**Recorded information**
☆ ☆ ☆ ☆

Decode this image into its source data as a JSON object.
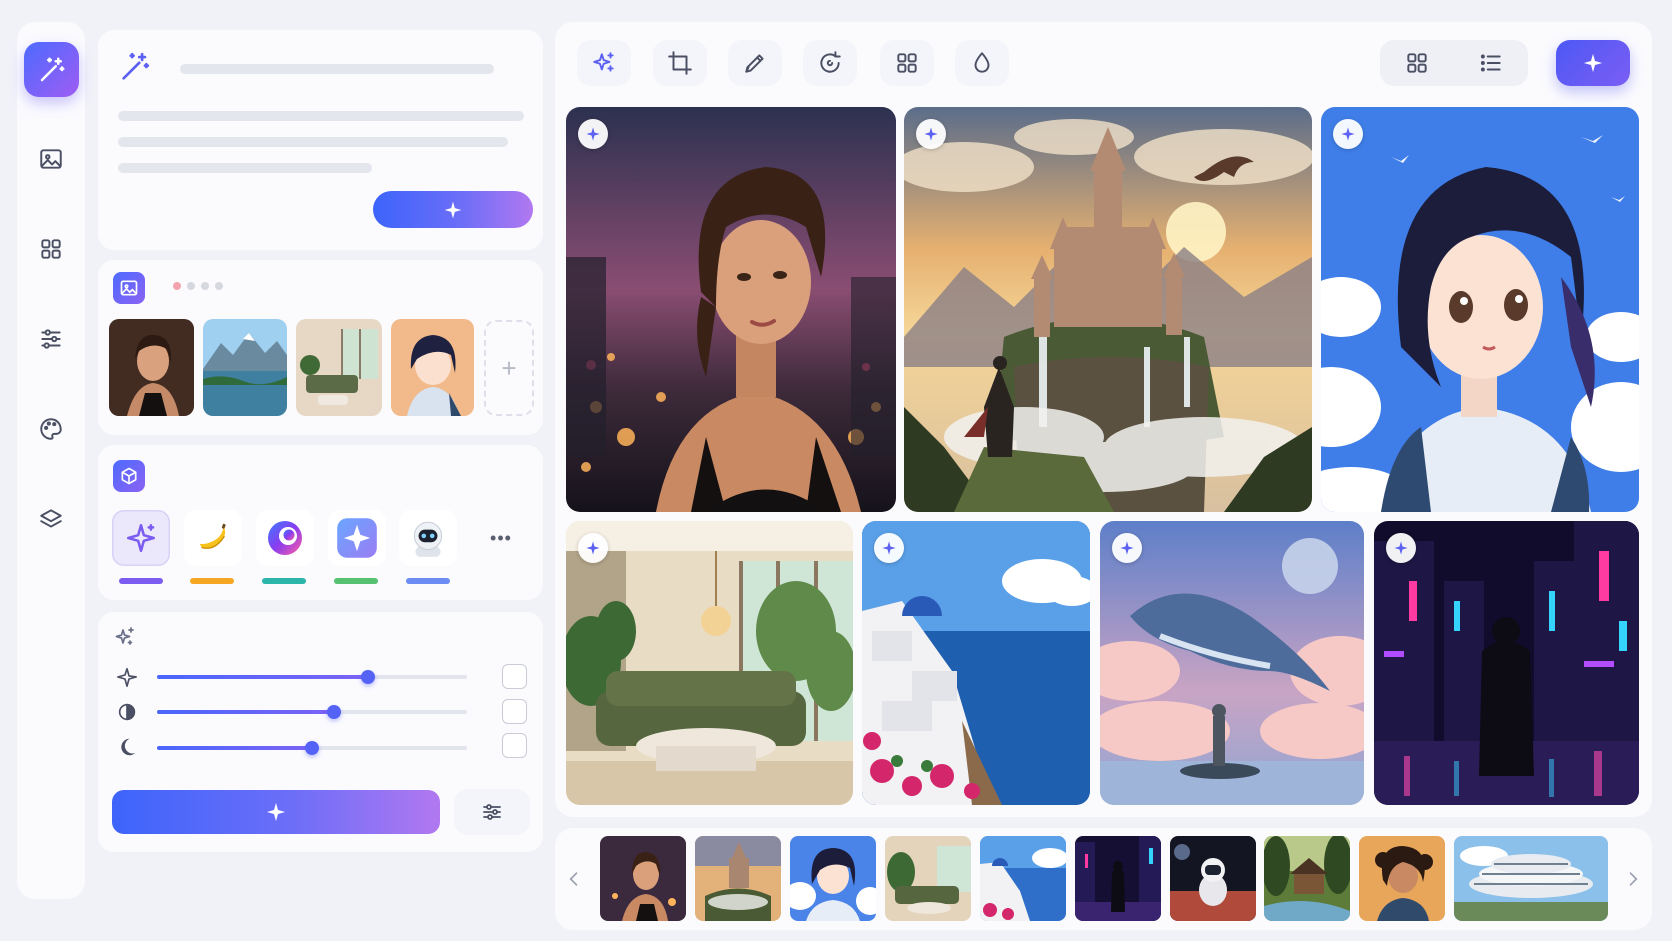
{
  "theme": {
    "accent": "#5c61f2",
    "gradient_start": "#3d64fb",
    "gradient_end": "#b178f0"
  },
  "sidebar": {
    "logo_icon": "magic-wand-icon",
    "items": [
      {
        "icon": "image-icon"
      },
      {
        "icon": "grid-icon"
      },
      {
        "icon": "sliders-icon"
      },
      {
        "icon": "palette-icon"
      },
      {
        "icon": "layers-icon"
      }
    ]
  },
  "prompt": {
    "icon": "magic-wand-icon",
    "generate_icon": "sparkle-icon"
  },
  "reference": {
    "icon": "image-icon",
    "pager": {
      "count": 4,
      "active": 0
    },
    "thumbs": [
      "portrait-woman",
      "mountain-lake",
      "living-room",
      "anime-girl"
    ],
    "add_label": "+"
  },
  "models": {
    "icon": "cube-icon",
    "items": [
      {
        "icon": "sparkle-icon",
        "bar_color": "#7b5cf0",
        "selected": true
      },
      {
        "icon": "banana-icon",
        "bar_color": "#f5a623",
        "selected": false
      },
      {
        "icon": "swirl-logo-icon",
        "bar_color": "#2bb6a9",
        "selected": false
      },
      {
        "icon": "star-tile-icon",
        "bar_color": "#56c271",
        "selected": false
      },
      {
        "icon": "robot-icon",
        "bar_color": "#6b8cf2",
        "selected": false
      }
    ],
    "more_label": "•••"
  },
  "adjustments": {
    "header_icon": "sparkles-icon",
    "sliders": [
      {
        "icon": "sparkle-icon",
        "value": 0.68,
        "checked": false
      },
      {
        "icon": "contrast-icon",
        "value": 0.57,
        "checked": false
      },
      {
        "icon": "moon-icon",
        "value": 0.5,
        "checked": false
      }
    ]
  },
  "toolbar": {
    "tools": [
      "magic-icon",
      "crop-icon",
      "pen-icon",
      "refresh-icon",
      "grid-icon",
      "drop-icon"
    ],
    "active_tool": 0,
    "view_modes": [
      "grid-icon",
      "list-icon"
    ],
    "active_view": 0,
    "cta_icon": "sparkle-icon"
  },
  "gallery": {
    "images": [
      "woman-city-night-portrait",
      "fantasy-castle-waterfall",
      "anime-girl-sky",
      "luxury-living-room",
      "santorini-coast",
      "sky-whale",
      "cyberpunk-street"
    ]
  },
  "filmstrip": {
    "prev_icon": "chevron-left-icon",
    "next_icon": "chevron-right-icon",
    "thumbs": [
      "woman-portrait",
      "castle",
      "anime-girl",
      "living-room",
      "santorini",
      "cyberpunk",
      "astronaut",
      "forest-cabin",
      "curly-woman",
      "modern-building"
    ]
  }
}
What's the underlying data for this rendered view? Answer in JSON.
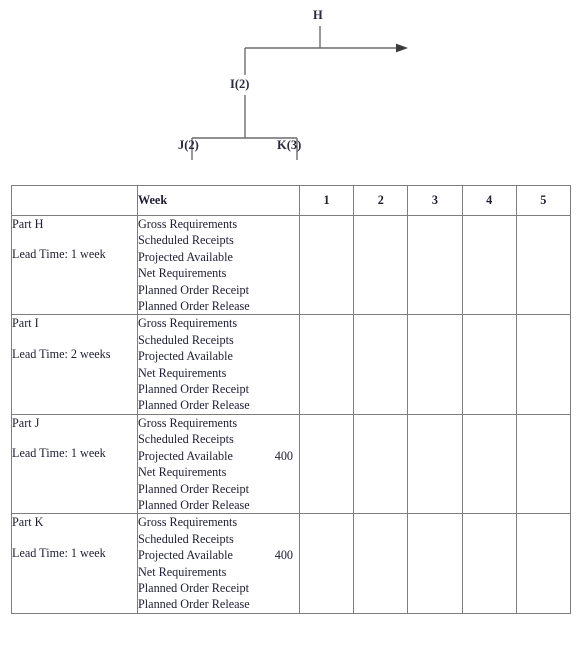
{
  "bom_tree": {
    "nodes": [
      {
        "id": "h",
        "label": "H"
      },
      {
        "id": "i",
        "label": "I(2)"
      },
      {
        "id": "j",
        "label": "J(2)"
      },
      {
        "id": "k",
        "label": "K(3)"
      }
    ],
    "line_color": "#6b6b6b"
  },
  "table": {
    "header": {
      "part_col": "",
      "week_col": "Week",
      "weeks": [
        "1",
        "2",
        "3",
        "4",
        "5"
      ]
    },
    "row_labels": [
      "Gross Requirements",
      "Scheduled Receipts",
      "Projected Available",
      "Net Requirements",
      "Planned Order Receipt",
      "Planned Order Release"
    ],
    "blocks": [
      {
        "part": "Part H",
        "lead_time": "Lead Time: 1 week",
        "values": [
          "",
          "",
          "",
          "",
          "",
          ""
        ],
        "weeks": [
          [
            "",
            "",
            "",
            "",
            "",
            ""
          ],
          [
            "",
            "",
            "",
            "",
            "",
            ""
          ],
          [
            "",
            "",
            "",
            "",
            "",
            ""
          ],
          [
            "",
            "",
            "",
            "",
            "",
            ""
          ],
          [
            "",
            "",
            "",
            "",
            "",
            ""
          ]
        ]
      },
      {
        "part": "Part I",
        "lead_time": "Lead Time: 2 weeks",
        "values": [
          "",
          "",
          "",
          "",
          "",
          ""
        ],
        "weeks": [
          [
            "",
            "",
            "",
            "",
            "",
            ""
          ],
          [
            "",
            "",
            "",
            "",
            "",
            ""
          ],
          [
            "",
            "",
            "",
            "",
            "",
            ""
          ],
          [
            "",
            "",
            "",
            "",
            "",
            ""
          ],
          [
            "",
            "",
            "",
            "",
            "",
            ""
          ]
        ]
      },
      {
        "part": "Part J",
        "lead_time": "Lead Time: 1 week",
        "values": [
          "",
          "",
          "400",
          "",
          "",
          ""
        ],
        "weeks": [
          [
            "",
            "",
            "",
            "",
            "",
            ""
          ],
          [
            "",
            "",
            "",
            "",
            "",
            ""
          ],
          [
            "",
            "",
            "",
            "",
            "",
            ""
          ],
          [
            "",
            "",
            "",
            "",
            "",
            ""
          ],
          [
            "",
            "",
            "",
            "",
            "",
            ""
          ]
        ]
      },
      {
        "part": "Part K",
        "lead_time": "Lead Time: 1 week",
        "values": [
          "",
          "",
          "400",
          "",
          "",
          ""
        ],
        "weeks": [
          [
            "",
            "",
            "",
            "",
            "",
            ""
          ],
          [
            "",
            "",
            "",
            "",
            "",
            ""
          ],
          [
            "",
            "",
            "",
            "",
            "",
            ""
          ],
          [
            "",
            "",
            "",
            "",
            "",
            ""
          ],
          [
            "",
            "",
            "",
            "",
            "",
            ""
          ]
        ]
      }
    ]
  }
}
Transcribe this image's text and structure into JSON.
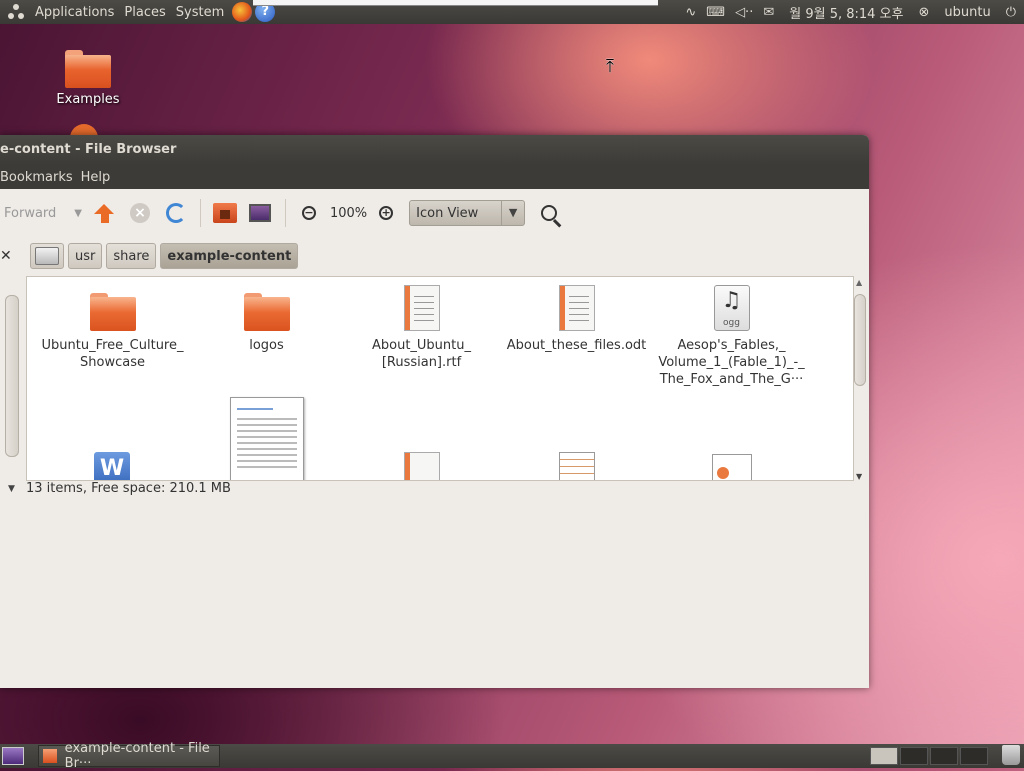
{
  "top_panel": {
    "menus": [
      "Applications",
      "Places",
      "System"
    ],
    "clock": "월 9월  5,  8:14 오후",
    "user": "ubuntu",
    "tray_icons": [
      "network-icon",
      "keyboard-icon",
      "volume-icon",
      "mail-icon",
      "session-icon",
      "power-icon"
    ]
  },
  "desktop": {
    "icons": [
      {
        "label": "Examples",
        "icon": "folder-icon"
      }
    ]
  },
  "window": {
    "title": "e-content - File Browser",
    "menu": [
      "Bookmarks",
      "Help"
    ],
    "toolbar": {
      "forward_label": "Forward",
      "zoom_level": "100%",
      "view_mode": "Icon View"
    },
    "path": [
      "usr",
      "share",
      "example-content"
    ],
    "files": [
      {
        "name": "Ubuntu_Free_Culture_\nShowcase",
        "type": "folder"
      },
      {
        "name": "logos",
        "type": "folder"
      },
      {
        "name": "About_Ubuntu_\n[Russian].rtf",
        "type": "document"
      },
      {
        "name": "About_these_files.odt",
        "type": "document"
      },
      {
        "name": "Aesop's_Fables,_\nVolume_1_(Fable_1)_-_\nThe_Fox_and_The_G···",
        "type": "audio",
        "badge": "ogg"
      }
    ],
    "status": "13 items, Free space: 210.1 MB"
  },
  "bottom_panel": {
    "task_label": "example-content - File Br···"
  },
  "colors": {
    "panel": "#3c3b37",
    "window_bg": "#efebe7",
    "folder_orange": "#e8632e",
    "accent_blue": "#3f86d5"
  }
}
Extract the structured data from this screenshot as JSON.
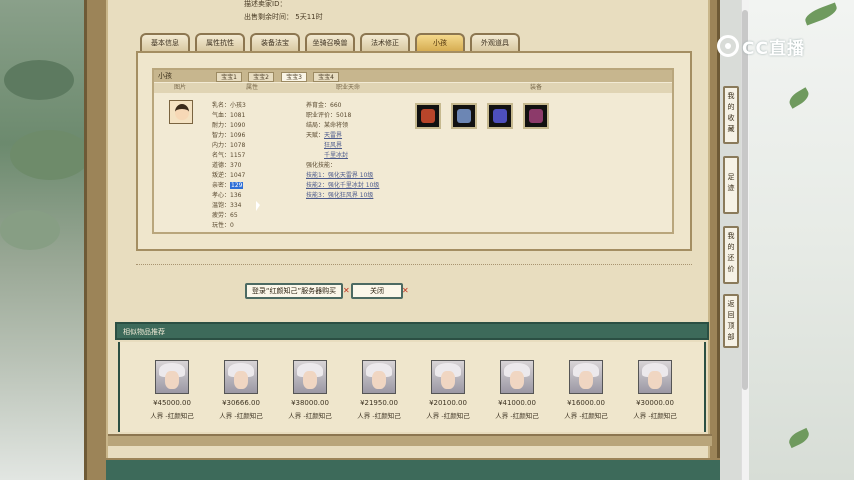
{
  "top": {
    "seller_id_label": "描述卖家ID：",
    "time_left_label": "出售剩余时间：",
    "time_left_value": "5天11时"
  },
  "tabs": [
    {
      "label": "基本信息"
    },
    {
      "label": "属性抗性"
    },
    {
      "label": "装备法宝"
    },
    {
      "label": "坐骑召唤兽"
    },
    {
      "label": "法术修正"
    },
    {
      "label": "小孩"
    },
    {
      "label": "外观道具"
    }
  ],
  "active_tab": "小孩",
  "panel": {
    "title": "小孩",
    "subtabs": [
      "宝宝1",
      "宝宝2",
      "宝宝3",
      "宝宝4"
    ],
    "active_subtab": "宝宝3",
    "columns": {
      "image": "图片",
      "attributes": "属性",
      "career": "职业天命",
      "equipment": "装备"
    }
  },
  "child_stats": [
    {
      "label": "乳名：",
      "value": "小孩3"
    },
    {
      "label": "气血：",
      "value": "1081"
    },
    {
      "label": "耐力：",
      "value": "1090"
    },
    {
      "label": "智力：",
      "value": "1096"
    },
    {
      "label": "内力：",
      "value": "1078"
    },
    {
      "label": "名气：",
      "value": "1157"
    },
    {
      "label": "道德：",
      "value": "370"
    },
    {
      "label": "叛逆：",
      "value": "1047"
    },
    {
      "label": "亲密：",
      "value": "129"
    },
    {
      "label": "孝心：",
      "value": "136"
    },
    {
      "label": "温饱：",
      "value": "334"
    },
    {
      "label": "疲劳：",
      "value": "65"
    },
    {
      "label": "玩性：",
      "value": "0"
    }
  ],
  "career": {
    "money_label": "养育金：",
    "money_value": "660",
    "career_score_label": "职业评价：",
    "career_score_value": "5018",
    "ending_label": "结局：",
    "ending_value": "某命将领",
    "destiny_label": "天赋：",
    "destinies": [
      "天雷界",
      "狂风界",
      "千里冰封"
    ],
    "enhance_label": "强化技能：",
    "skills": [
      "技能1：强化天雷界 10级",
      "技能2：强化千里冰封 10级",
      "技能3：强化狂风界 10级"
    ]
  },
  "equipment": [
    {
      "icon": "helmet-icon",
      "color": "#b8452a"
    },
    {
      "icon": "robe-icon",
      "color": "#6c86b4"
    },
    {
      "icon": "weapon-icon",
      "color": "#4d4fbd"
    },
    {
      "icon": "armor-icon",
      "color": "#8c3a6a"
    }
  ],
  "buttons": {
    "login_buy": "登录“红颜知己”服务器购买",
    "close": "关闭"
  },
  "recommend": {
    "title": "相似物品推荐",
    "items": [
      {
        "price": "¥45000.00",
        "name": "人界 -红颜知己"
      },
      {
        "price": "¥30666.00",
        "name": "人界 -红颜知己"
      },
      {
        "price": "¥38000.00",
        "name": "人界 -红颜知己"
      },
      {
        "price": "¥21950.00",
        "name": "人界 -红颜知己"
      },
      {
        "price": "¥20100.00",
        "name": "人界 -红颜知己"
      },
      {
        "price": "¥41000.00",
        "name": "人界 -红颜知己"
      },
      {
        "price": "¥16000.00",
        "name": "人界 -红颜知己"
      },
      {
        "price": "¥30000.00",
        "name": "人界 -红颜知己"
      }
    ]
  },
  "side_nav": [
    {
      "label": "我的收藏"
    },
    {
      "label": "足迹"
    },
    {
      "label": "我的还价"
    },
    {
      "label": "返回顶部"
    }
  ],
  "brand": {
    "logo_text": "CC直播"
  }
}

☆ ☆ ☆ ☆

Collect each line of the entries that has the word "wand", copying it in full.

    "logo_icon": "magic-wand-icon",
    "icon": "magic-wand-icon",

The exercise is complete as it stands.